Provided data
++++++++++++++++++++

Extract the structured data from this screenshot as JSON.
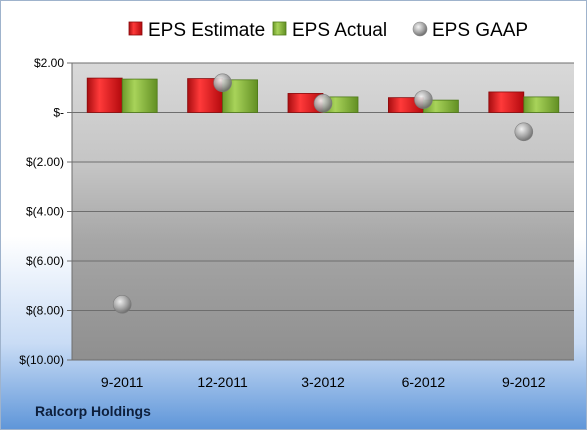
{
  "company_label": "Ralcorp Holdings",
  "chart_data": {
    "type": "bar",
    "categories": [
      "9-2011",
      "12-2011",
      "3-2012",
      "6-2012",
      "9-2012"
    ],
    "series": [
      {
        "name": "EPS Estimate",
        "kind": "bar",
        "color": "#d9161b",
        "values": [
          1.39,
          1.37,
          0.77,
          0.6,
          0.83
        ]
      },
      {
        "name": "EPS Actual",
        "kind": "bar",
        "color": "#8db83f",
        "values": [
          1.35,
          1.32,
          0.63,
          0.5,
          0.63
        ]
      },
      {
        "name": "EPS GAAP",
        "kind": "scatter",
        "color": "#a9a9a9",
        "values": [
          -7.75,
          1.2,
          0.37,
          0.52,
          -0.78
        ]
      }
    ],
    "y_ticks": [
      "$2.00",
      "$-",
      "$(2.00)",
      "$(4.00)",
      "$(6.00)",
      "$(8.00)",
      "$(10.00)"
    ],
    "y_tick_values": [
      2,
      0,
      -2,
      -4,
      -6,
      -8,
      -10
    ],
    "ylim": [
      -10,
      2
    ],
    "grid": true,
    "legend_position": "top"
  }
}
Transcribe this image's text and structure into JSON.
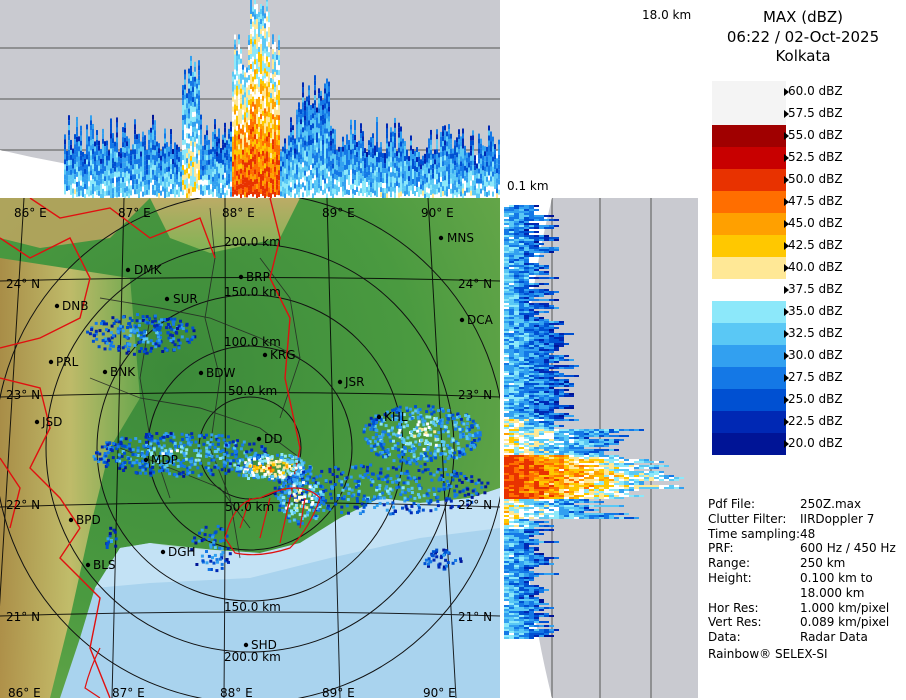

++++++++++++++++++++

Aim
Above are the records; reproduce them exactly and leave out the pictures.

Finished answer
Extract the structured data from this screenshot as JSON.
{
  "company_label": "Ralcorp Holdings",
  "chart_data": {
    "type": "bar",
    "categories": [
      "9-2011",
      "12-2011",
      "3-2012",
      "6-2012",
      "9-2012"
    ],
    "series": [
      {
        "name": "EPS Estimate",
        "kind": "bar",
        "color": "#d9161b",
        "values": [
          1.39,
          1.37,
          0.77,
          0.6,
          0.83
        ]
      },
      {
        "name": "EPS Actual",
        "kind": "bar",
        "color": "#8db83f",
        "values": [
          1.35,
          1.32,
          0.63,
          0.5,
          0.63
        ]
      },
      {
        "name": "EPS GAAP",
        "kind": "scatter",
        "color": "#a9a9a9",
        "values": [
          -7.75,
          1.2,
          0.37,
          0.52,
          -0.78
        ]
      }
    ],
    "y_ticks": [
      "$2.00",
      "$-",
      "$(2.00)",
      "$(4.00)",
      "$(6.00)",
      "$(8.00)",
      "$(10.00)"
    ],
    "y_tick_values": [
      2,
      0,
      -2,
      -4,
      -6,
      -8,
      -10
    ],
    "ylim": [
      -10,
      2
    ],
    "grid": true,
    "legend_position": "top"
  }
}
Transcribe this image's text and structure into JSON.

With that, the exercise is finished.